== Exercise data ==

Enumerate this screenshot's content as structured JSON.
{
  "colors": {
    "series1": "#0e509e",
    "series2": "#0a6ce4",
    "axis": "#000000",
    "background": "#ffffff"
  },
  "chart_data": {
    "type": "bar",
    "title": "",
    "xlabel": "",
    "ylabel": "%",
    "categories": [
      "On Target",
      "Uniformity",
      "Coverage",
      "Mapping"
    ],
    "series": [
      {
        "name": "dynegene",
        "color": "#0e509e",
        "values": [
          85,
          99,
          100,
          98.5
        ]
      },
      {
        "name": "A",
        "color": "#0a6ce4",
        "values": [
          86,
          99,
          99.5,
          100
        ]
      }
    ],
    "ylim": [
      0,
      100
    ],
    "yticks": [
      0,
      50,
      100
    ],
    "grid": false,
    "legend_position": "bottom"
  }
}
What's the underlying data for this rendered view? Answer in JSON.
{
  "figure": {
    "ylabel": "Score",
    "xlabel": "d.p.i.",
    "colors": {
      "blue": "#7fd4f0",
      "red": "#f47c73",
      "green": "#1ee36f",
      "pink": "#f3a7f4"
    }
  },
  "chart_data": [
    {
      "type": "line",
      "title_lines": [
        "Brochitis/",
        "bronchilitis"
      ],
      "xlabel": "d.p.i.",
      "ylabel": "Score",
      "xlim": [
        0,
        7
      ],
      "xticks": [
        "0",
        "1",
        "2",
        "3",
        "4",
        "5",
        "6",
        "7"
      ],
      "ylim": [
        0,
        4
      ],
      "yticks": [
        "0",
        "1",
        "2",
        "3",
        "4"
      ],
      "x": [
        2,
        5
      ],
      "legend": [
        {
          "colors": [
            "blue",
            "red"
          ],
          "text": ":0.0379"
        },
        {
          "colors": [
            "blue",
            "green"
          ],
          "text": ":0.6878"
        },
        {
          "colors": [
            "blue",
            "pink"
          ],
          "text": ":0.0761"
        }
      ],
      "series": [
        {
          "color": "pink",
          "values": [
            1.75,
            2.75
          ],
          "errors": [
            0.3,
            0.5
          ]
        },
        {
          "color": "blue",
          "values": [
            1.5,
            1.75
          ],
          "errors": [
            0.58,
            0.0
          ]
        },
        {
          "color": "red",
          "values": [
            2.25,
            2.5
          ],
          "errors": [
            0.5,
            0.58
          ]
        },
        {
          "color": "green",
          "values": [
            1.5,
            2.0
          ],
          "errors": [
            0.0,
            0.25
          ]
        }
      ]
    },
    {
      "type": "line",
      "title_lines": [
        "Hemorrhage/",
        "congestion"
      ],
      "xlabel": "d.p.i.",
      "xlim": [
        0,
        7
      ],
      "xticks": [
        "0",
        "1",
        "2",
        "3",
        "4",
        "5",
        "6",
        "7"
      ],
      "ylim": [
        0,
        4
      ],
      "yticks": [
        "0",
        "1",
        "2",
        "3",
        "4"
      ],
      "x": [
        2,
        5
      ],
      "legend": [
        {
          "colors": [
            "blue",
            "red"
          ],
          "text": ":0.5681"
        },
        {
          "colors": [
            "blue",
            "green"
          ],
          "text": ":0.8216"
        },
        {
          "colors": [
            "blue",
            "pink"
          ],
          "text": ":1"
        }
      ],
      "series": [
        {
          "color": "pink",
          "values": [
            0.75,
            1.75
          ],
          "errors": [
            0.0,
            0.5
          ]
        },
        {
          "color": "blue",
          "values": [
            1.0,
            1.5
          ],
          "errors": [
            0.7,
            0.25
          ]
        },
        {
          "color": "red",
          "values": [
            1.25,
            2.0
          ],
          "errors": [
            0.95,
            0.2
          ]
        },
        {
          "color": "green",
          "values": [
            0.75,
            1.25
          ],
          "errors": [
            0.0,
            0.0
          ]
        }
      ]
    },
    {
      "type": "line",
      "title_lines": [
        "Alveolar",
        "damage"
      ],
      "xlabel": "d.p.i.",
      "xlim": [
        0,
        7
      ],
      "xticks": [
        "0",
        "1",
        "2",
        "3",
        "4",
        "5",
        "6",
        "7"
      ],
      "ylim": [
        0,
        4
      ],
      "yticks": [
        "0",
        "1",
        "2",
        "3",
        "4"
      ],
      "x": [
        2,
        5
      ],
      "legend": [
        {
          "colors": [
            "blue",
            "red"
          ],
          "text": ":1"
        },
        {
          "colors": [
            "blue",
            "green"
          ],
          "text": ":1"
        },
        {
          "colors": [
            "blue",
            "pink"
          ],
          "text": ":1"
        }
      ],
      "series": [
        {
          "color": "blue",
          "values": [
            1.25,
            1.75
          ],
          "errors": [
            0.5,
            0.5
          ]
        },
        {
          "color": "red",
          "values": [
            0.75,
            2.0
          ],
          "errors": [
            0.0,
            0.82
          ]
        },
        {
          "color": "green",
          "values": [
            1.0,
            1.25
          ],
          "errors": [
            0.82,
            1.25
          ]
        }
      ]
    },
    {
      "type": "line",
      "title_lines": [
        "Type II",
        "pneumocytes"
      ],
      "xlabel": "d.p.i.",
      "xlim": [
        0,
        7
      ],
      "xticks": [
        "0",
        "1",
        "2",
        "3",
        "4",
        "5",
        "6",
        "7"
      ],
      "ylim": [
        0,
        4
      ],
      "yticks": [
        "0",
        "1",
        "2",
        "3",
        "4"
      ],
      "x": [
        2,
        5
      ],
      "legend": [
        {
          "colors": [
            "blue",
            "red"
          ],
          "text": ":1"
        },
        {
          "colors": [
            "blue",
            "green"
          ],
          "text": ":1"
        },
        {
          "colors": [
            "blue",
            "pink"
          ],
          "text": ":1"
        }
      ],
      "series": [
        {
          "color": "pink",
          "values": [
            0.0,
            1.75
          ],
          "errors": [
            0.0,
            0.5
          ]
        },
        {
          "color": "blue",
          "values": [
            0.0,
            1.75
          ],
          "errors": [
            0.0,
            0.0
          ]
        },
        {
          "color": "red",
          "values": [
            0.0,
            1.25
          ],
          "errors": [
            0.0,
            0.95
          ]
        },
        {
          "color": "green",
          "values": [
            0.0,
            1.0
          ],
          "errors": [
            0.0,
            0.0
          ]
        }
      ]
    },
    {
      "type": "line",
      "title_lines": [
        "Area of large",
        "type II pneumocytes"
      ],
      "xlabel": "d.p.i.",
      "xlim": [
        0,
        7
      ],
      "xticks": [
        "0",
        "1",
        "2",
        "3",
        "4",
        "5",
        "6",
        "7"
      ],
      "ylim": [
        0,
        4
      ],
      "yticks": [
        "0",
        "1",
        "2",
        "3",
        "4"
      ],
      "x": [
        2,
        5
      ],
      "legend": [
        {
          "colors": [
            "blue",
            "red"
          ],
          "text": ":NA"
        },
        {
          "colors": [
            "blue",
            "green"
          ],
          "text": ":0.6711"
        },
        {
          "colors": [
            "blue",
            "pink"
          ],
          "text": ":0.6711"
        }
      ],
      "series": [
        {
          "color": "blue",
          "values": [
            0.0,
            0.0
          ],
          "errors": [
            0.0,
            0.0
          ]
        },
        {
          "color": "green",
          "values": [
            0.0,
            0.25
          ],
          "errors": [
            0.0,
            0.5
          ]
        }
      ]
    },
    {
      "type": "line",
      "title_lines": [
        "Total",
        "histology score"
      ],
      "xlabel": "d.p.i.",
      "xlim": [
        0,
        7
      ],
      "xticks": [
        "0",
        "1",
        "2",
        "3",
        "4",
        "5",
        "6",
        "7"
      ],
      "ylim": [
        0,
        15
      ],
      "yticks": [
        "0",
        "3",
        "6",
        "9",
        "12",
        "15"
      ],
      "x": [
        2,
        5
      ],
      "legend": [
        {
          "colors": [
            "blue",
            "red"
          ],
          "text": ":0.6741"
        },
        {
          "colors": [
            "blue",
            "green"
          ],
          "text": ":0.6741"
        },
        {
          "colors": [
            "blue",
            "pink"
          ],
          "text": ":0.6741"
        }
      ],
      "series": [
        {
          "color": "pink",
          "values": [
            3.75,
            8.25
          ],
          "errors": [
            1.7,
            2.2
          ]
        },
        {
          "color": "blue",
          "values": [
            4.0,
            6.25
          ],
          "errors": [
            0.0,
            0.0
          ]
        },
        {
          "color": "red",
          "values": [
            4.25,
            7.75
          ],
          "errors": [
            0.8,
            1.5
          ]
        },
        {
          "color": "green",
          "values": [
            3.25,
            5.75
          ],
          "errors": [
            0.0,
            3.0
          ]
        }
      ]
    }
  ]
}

===

Requirement: Your task is to collect every line above that contains the word "this".

Result:
Enumerate this screenshot's content as structured JSON.
What's the underlying data for this rendered view? Answer in JSON.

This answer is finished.